### WORK TO BE COMPLETED
Where a line in the listing below contains the word "공정가치", copy that line.

##### SUPPLIED RECORDS #####

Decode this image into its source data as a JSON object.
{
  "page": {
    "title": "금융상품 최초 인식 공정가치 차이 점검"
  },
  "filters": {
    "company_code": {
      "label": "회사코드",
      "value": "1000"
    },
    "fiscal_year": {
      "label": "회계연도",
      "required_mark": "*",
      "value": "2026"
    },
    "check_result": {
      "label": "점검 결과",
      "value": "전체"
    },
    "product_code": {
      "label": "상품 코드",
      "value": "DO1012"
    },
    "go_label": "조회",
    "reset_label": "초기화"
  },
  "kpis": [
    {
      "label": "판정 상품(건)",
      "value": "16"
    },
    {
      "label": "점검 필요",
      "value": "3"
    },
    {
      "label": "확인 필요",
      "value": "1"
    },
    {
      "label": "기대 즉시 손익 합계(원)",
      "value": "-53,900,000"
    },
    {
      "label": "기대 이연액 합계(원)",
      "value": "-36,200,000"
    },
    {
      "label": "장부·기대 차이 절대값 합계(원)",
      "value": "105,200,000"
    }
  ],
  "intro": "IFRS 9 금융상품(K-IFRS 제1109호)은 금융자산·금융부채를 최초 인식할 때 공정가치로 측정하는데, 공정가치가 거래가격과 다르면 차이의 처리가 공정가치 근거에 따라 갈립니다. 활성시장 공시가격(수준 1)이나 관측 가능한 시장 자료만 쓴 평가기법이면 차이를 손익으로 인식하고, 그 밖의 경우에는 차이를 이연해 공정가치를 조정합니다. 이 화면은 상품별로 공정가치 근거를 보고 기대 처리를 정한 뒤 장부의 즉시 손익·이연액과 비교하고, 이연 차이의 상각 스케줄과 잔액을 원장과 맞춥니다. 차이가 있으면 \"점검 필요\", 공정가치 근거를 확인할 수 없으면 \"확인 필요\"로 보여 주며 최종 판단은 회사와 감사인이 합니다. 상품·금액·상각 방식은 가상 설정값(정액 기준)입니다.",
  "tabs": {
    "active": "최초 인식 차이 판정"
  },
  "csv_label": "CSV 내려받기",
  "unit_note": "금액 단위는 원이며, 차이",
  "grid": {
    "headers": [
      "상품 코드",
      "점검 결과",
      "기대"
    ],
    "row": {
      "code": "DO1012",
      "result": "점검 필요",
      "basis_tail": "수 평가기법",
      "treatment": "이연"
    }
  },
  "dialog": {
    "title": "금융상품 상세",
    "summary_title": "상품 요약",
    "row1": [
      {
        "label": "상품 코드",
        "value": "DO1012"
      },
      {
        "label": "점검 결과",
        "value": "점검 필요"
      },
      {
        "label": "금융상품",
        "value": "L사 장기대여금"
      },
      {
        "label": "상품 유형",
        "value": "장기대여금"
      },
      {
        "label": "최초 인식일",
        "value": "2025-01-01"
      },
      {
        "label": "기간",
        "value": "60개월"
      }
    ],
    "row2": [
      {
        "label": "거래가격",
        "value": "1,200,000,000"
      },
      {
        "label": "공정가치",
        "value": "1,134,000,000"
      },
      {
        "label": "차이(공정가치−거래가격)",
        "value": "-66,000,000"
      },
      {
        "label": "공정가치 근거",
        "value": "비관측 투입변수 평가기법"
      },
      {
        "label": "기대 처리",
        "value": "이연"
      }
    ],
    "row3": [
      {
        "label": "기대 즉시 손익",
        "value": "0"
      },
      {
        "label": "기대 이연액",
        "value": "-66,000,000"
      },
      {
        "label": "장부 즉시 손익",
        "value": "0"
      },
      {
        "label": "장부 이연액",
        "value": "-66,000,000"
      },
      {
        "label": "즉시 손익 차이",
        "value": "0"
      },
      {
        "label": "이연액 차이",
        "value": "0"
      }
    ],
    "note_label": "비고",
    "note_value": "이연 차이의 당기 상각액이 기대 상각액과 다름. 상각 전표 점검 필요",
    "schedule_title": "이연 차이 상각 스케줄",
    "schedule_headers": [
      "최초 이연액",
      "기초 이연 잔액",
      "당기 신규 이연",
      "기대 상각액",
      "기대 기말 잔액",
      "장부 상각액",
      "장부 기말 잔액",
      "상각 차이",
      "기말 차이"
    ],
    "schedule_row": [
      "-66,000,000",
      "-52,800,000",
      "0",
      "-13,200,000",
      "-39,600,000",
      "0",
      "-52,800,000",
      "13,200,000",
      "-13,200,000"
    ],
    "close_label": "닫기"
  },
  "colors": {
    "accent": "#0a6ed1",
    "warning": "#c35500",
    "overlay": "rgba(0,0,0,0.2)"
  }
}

#####

### REPLY TO THE EXERCISE
    "title": "금융상품 최초 인식 공정가치 차이 점검"
  "intro": "IFRS 9 금융상품(K-IFRS 제1109호)은 금융자산·금융부채를 최초 인식할 때 공정가치로 측정하는데, 공정가치가 거래가격과 다르면 차이의 처리가 공정가치 근거에 따라 갈립니다. 활성시장 공시가격(수준 1)이나 관측 가능한 시장 자료만 쓴 평가기법이면 차이를 손익으로 인식하고, 그 밖의 경우에는 차이를 이연해 공정가치를 조정합니다. 이 화면은 상품별로 공정가치 근거를 보고 기대 처리를 정한 뒤 장부의 즉시 손익·이연액과 비교하고, 이연 차이의 상각 스케줄과 잔액을 원장과 맞춥니다. 차이가 있으면 \"점검 필요\", 공정가치 근거를 확인할 수 없으면 \"확인 필요\"로 보여 주며 최종 판단은 회사와 감사인이 합니다. 상품·금액·상각 방식은 가상 설정값(정액 기준)입니다.",
        "label": "공정가치",
        "label": "차이(공정가치−거래가격)",
        "label": "공정가치 근거",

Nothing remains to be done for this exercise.